In the listing below, count the lines with "JSON" and report only the figure.

(Figure dataset records)
========================

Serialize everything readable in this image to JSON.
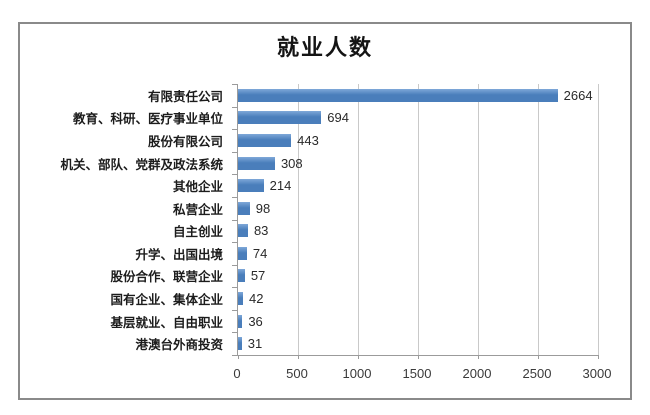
{
  "chart_data": {
    "type": "bar",
    "orientation": "horizontal",
    "title": "就业人数",
    "categories": [
      "有限责任公司",
      "教育、科研、医疗事业单位",
      "股份有限公司",
      "机关、部队、党群及政法系统",
      "其他企业",
      "私营企业",
      "自主创业",
      "升学、出国出境",
      "股份合作、联营企业",
      "国有企业、集体企业",
      "基层就业、自由职业",
      "港澳台外商投资"
    ],
    "values": [
      2664,
      694,
      443,
      308,
      214,
      98,
      83,
      74,
      57,
      42,
      36,
      31
    ],
    "value_labels": [
      "2664",
      "694",
      "443",
      "308",
      "214",
      "98",
      "83",
      "74",
      "57",
      "42",
      "36",
      "31"
    ],
    "xlim": [
      0,
      3000
    ],
    "x_ticks": [
      "0",
      "500",
      "1000",
      "1500",
      "2000",
      "2500",
      "3000"
    ],
    "x_tick_values": [
      0,
      500,
      1000,
      1500,
      2000,
      2500,
      3000
    ],
    "grid": true,
    "legend": false,
    "xlabel": "",
    "ylabel": ""
  },
  "colors": {
    "bar": "#4a7ebb",
    "bar_top": "#7fa8d9",
    "grid": "#c9c9c9",
    "axis": "#9b9b9b",
    "frame_border": "#8a8a8a",
    "text": "#1c1c1c"
  }
}
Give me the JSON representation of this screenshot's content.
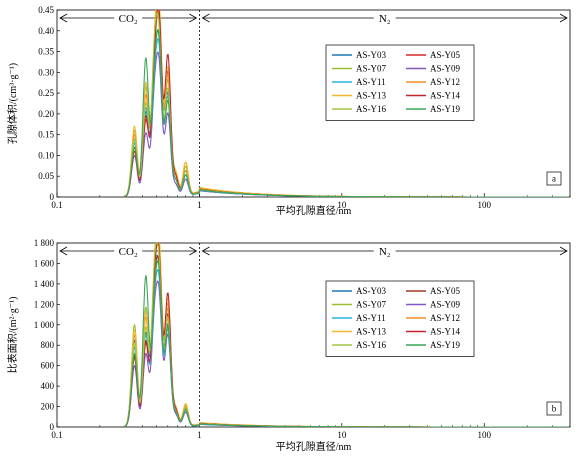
{
  "figure": {
    "charts": [
      {
        "type": "line",
        "panel_label": "a",
        "xscale": "log",
        "xlim": [
          0.1,
          400
        ],
        "xticks": [
          0.1,
          1,
          10,
          100
        ],
        "xticklabels": [
          "0.1",
          "1",
          "10",
          "100"
        ],
        "xlabel": "平均孔隙直径/nm",
        "ylabel": "孔隙体积/(cm³·g⁻¹)",
        "ylim": [
          0,
          0.45
        ],
        "yticks": [
          0,
          0.05,
          0.1,
          0.15,
          0.2,
          0.25,
          0.3,
          0.35,
          0.4,
          0.45
        ],
        "yticklabels": [
          "0",
          "0.05",
          "0.10",
          "0.15",
          "0.20",
          "0.25",
          "0.30",
          "0.35",
          "0.40",
          "0.45"
        ],
        "boundary_x": 1,
        "regions": [
          {
            "label": "CO₂",
            "from": 0.1,
            "to": 1
          },
          {
            "label": "N₂",
            "from": 1,
            "to": 400
          }
        ],
        "legend": {
          "placement": "upper-right",
          "columns": 2
        },
        "peaks": [
          0.35,
          0.42,
          0.48,
          0.52,
          0.6,
          0.68,
          0.8
        ],
        "series": [
          {
            "name": "AS-Y03",
            "color": "#1f77b4",
            "peak_heights": [
              0.14,
              0.2,
              0.22,
              0.34,
              0.25,
              0.04,
              0.05
            ],
            "n2_start": 0.017
          },
          {
            "name": "AS-Y05",
            "color": "#d62728",
            "peak_heights": [
              0.12,
              0.18,
              0.24,
              0.38,
              0.3,
              0.05,
              0.06
            ],
            "n2_start": 0.02
          },
          {
            "name": "AS-Y07",
            "color": "#9bbb30",
            "peak_heights": [
              0.16,
              0.26,
              0.2,
              0.4,
              0.28,
              0.05,
              0.07
            ],
            "n2_start": 0.021
          },
          {
            "name": "AS-Y09",
            "color": "#7e57c2",
            "peak_heights": [
              0.1,
              0.15,
              0.18,
              0.3,
              0.2,
              0.03,
              0.04
            ],
            "n2_start": 0.015
          },
          {
            "name": "AS-Y11",
            "color": "#2bb3e0",
            "peak_heights": [
              0.13,
              0.21,
              0.19,
              0.33,
              0.24,
              0.04,
              0.05
            ],
            "n2_start": 0.016
          },
          {
            "name": "AS-Y12",
            "color": "#f28e2b",
            "peak_heights": [
              0.15,
              0.24,
              0.23,
              0.42,
              0.29,
              0.05,
              0.08
            ],
            "n2_start": 0.022
          },
          {
            "name": "AS-Y13",
            "color": "#f1b82d",
            "peak_heights": [
              0.17,
              0.27,
              0.25,
              0.44,
              0.31,
              0.06,
              0.08
            ],
            "n2_start": 0.023
          },
          {
            "name": "AS-Y14",
            "color": "#c0272d",
            "peak_heights": [
              0.11,
              0.19,
              0.21,
              0.41,
              0.34,
              0.05,
              0.06
            ],
            "n2_start": 0.019
          },
          {
            "name": "AS-Y16",
            "color": "#a2c542",
            "peak_heights": [
              0.14,
              0.22,
              0.27,
              0.36,
              0.26,
              0.04,
              0.06
            ],
            "n2_start": 0.018
          },
          {
            "name": "AS-Y19",
            "color": "#3aa655",
            "peak_heights": [
              0.12,
              0.33,
              0.2,
              0.35,
              0.23,
              0.04,
              0.05
            ],
            "n2_start": 0.017
          }
        ]
      },
      {
        "type": "line",
        "panel_label": "b",
        "xscale": "log",
        "xlim": [
          0.1,
          400
        ],
        "xticks": [
          0.1,
          1,
          10,
          100
        ],
        "xticklabels": [
          "0.1",
          "1",
          "10",
          "100"
        ],
        "xlabel": "平均孔隙直径/nm",
        "ylabel": "比表面积/(m²·g⁻¹)",
        "ylim": [
          0,
          1800
        ],
        "yticks": [
          0,
          200,
          400,
          600,
          800,
          1000,
          1200,
          1400,
          1600,
          1800
        ],
        "yticklabels": [
          "0",
          "200",
          "400",
          "600",
          "800",
          "1 000",
          "1 200",
          "1 400",
          "1 600",
          "1 800"
        ],
        "boundary_x": 1,
        "regions": [
          {
            "label": "CO₂",
            "from": 0.1,
            "to": 1
          },
          {
            "label": "N₂",
            "from": 1,
            "to": 400
          }
        ],
        "legend": {
          "placement": "upper-right",
          "columns": 2
        },
        "peaks": [
          0.35,
          0.42,
          0.48,
          0.52,
          0.6,
          0.68,
          0.8
        ],
        "series": [
          {
            "name": "AS-Y03",
            "color": "#1f77b4",
            "peak_heights": [
              850,
              900,
              1050,
              1350,
              1000,
              150,
              170
            ],
            "n2_start": 30
          },
          {
            "name": "AS-Y05",
            "color": "#9e3a26",
            "peak_heights": [
              700,
              800,
              950,
              1400,
              1100,
              170,
              180
            ],
            "n2_start": 38
          },
          {
            "name": "AS-Y07",
            "color": "#9bbb30",
            "peak_heights": [
              1000,
              1150,
              900,
              1600,
              1150,
              180,
              200
            ],
            "n2_start": 40
          },
          {
            "name": "AS-Y09",
            "color": "#7e57c2",
            "peak_heights": [
              600,
              700,
              800,
              1200,
              900,
              120,
              140
            ],
            "n2_start": 25
          },
          {
            "name": "AS-Y11",
            "color": "#2bb3e0",
            "peak_heights": [
              780,
              880,
              850,
              1300,
              950,
              140,
              160
            ],
            "n2_start": 28
          },
          {
            "name": "AS-Y12",
            "color": "#f28e2b",
            "peak_heights": [
              900,
              1050,
              1000,
              1650,
              1200,
              180,
              210
            ],
            "n2_start": 42
          },
          {
            "name": "AS-Y13",
            "color": "#f1b82d",
            "peak_heights": [
              950,
              1100,
              1100,
              1720,
              1250,
              190,
              220
            ],
            "n2_start": 44
          },
          {
            "name": "AS-Y14",
            "color": "#c0272d",
            "peak_heights": [
              680,
              820,
              980,
              1550,
              1300,
              170,
              180
            ],
            "n2_start": 36
          },
          {
            "name": "AS-Y16",
            "color": "#a2c542",
            "peak_heights": [
              820,
              950,
              1150,
              1450,
              1050,
              150,
              180
            ],
            "n2_start": 33
          },
          {
            "name": "AS-Y19",
            "color": "#3aa655",
            "peak_heights": [
              720,
              1460,
              880,
              1380,
              980,
              140,
              160
            ],
            "n2_start": 30
          }
        ]
      }
    ]
  }
}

========================

Reply to the task →
2